Start DATASET ROWS

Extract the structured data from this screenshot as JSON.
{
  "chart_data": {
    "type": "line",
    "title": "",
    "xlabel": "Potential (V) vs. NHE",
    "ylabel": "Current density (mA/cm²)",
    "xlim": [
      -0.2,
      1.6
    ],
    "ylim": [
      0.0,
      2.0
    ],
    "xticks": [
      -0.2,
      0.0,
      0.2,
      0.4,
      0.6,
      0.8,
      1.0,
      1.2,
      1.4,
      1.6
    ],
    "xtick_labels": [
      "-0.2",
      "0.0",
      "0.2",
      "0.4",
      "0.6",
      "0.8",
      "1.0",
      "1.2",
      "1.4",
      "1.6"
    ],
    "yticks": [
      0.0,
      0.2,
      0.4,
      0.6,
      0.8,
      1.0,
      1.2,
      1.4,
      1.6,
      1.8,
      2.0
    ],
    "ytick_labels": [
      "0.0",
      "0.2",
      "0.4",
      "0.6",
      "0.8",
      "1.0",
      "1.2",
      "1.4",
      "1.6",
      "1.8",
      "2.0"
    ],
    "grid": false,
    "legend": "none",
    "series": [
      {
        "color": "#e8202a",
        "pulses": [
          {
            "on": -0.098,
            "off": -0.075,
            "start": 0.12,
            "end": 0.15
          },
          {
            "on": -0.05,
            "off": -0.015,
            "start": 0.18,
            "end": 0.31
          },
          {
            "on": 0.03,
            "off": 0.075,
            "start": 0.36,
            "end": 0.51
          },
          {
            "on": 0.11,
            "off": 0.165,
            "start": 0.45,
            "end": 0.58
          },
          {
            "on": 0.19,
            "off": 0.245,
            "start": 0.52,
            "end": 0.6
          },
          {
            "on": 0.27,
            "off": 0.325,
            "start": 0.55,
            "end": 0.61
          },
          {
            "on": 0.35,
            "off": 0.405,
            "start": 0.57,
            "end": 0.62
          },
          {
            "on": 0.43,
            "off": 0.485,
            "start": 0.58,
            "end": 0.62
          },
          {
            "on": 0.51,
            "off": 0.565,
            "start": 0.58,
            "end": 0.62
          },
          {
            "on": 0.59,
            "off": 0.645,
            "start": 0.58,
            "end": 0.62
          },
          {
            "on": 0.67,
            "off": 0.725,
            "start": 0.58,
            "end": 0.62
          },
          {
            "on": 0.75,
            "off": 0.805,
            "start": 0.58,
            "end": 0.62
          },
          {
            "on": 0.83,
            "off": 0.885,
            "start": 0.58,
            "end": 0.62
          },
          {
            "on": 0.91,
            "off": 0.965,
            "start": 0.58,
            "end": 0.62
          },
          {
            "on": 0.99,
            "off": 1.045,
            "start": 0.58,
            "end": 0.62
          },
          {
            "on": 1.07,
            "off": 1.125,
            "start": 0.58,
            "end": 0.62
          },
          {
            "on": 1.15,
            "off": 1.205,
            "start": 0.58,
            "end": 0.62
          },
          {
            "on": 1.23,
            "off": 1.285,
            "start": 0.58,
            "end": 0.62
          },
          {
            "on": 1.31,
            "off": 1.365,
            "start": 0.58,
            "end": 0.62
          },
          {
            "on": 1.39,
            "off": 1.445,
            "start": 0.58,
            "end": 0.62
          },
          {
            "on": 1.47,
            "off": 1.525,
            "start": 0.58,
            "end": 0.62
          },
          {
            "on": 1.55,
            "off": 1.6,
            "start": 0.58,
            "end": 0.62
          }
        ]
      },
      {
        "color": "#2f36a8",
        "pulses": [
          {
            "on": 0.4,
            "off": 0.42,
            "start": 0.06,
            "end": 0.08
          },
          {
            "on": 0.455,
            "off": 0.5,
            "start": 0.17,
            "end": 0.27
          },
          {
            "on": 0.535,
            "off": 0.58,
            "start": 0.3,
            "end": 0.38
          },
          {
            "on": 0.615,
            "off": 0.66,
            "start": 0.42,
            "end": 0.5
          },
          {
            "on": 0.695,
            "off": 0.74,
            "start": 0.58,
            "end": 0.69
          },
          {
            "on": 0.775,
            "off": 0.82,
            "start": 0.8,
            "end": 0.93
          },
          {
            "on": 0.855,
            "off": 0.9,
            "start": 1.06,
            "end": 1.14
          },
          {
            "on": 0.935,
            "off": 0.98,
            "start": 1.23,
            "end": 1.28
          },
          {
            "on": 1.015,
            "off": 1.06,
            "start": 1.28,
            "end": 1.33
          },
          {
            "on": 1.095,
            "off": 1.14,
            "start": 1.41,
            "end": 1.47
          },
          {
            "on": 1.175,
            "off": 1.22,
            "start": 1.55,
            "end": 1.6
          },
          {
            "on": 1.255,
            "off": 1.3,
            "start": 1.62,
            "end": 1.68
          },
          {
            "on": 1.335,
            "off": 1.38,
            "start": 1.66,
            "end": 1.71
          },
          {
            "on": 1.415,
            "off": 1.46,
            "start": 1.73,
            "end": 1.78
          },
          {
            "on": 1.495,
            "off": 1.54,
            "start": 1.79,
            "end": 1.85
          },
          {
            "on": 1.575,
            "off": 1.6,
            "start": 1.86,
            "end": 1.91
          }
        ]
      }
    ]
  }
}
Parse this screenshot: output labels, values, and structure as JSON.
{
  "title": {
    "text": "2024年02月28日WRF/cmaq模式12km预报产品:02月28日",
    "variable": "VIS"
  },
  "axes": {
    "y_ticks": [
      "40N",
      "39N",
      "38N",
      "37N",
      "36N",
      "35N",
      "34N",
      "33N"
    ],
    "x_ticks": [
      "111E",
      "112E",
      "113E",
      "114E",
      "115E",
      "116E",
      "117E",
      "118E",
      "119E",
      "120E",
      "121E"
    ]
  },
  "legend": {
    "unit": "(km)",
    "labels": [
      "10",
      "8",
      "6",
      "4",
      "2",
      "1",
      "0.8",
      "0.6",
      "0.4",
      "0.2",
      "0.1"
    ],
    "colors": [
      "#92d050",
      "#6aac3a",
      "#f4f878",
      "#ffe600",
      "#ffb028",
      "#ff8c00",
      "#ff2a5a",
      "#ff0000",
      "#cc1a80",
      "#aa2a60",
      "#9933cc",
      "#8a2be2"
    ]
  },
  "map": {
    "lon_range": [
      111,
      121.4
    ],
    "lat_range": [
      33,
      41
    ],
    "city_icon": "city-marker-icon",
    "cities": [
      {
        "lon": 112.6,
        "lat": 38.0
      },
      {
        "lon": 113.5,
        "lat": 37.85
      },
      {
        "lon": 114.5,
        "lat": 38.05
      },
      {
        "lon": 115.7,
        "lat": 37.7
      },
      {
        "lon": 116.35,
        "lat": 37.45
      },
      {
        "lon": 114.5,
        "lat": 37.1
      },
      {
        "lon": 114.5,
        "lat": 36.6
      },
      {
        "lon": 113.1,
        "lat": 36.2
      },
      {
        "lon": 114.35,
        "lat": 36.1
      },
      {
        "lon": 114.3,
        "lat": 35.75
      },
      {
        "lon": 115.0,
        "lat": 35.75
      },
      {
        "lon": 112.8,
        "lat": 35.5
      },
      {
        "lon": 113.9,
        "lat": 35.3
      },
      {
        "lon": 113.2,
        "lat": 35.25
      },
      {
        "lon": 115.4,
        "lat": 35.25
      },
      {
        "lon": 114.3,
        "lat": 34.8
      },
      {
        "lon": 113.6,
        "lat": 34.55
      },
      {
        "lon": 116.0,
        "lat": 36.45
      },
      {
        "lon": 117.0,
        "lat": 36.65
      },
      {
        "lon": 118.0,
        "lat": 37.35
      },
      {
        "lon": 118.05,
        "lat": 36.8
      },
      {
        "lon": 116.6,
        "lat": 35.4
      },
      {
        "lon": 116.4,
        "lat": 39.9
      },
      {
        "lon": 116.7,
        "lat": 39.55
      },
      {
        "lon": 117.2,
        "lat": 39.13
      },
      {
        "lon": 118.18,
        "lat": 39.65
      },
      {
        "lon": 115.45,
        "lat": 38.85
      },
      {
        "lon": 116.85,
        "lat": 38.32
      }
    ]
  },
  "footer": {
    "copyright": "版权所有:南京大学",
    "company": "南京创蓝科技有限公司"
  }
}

End DATASET ROWS

AIM OF THE TASK:
Check each line of the records for the word "this" and extract those that contain it.

FULL SOLUTION:
Extract the structured data from this screenshot as JSON.
Parse this screenshot: output labels, values, and structure as JSON.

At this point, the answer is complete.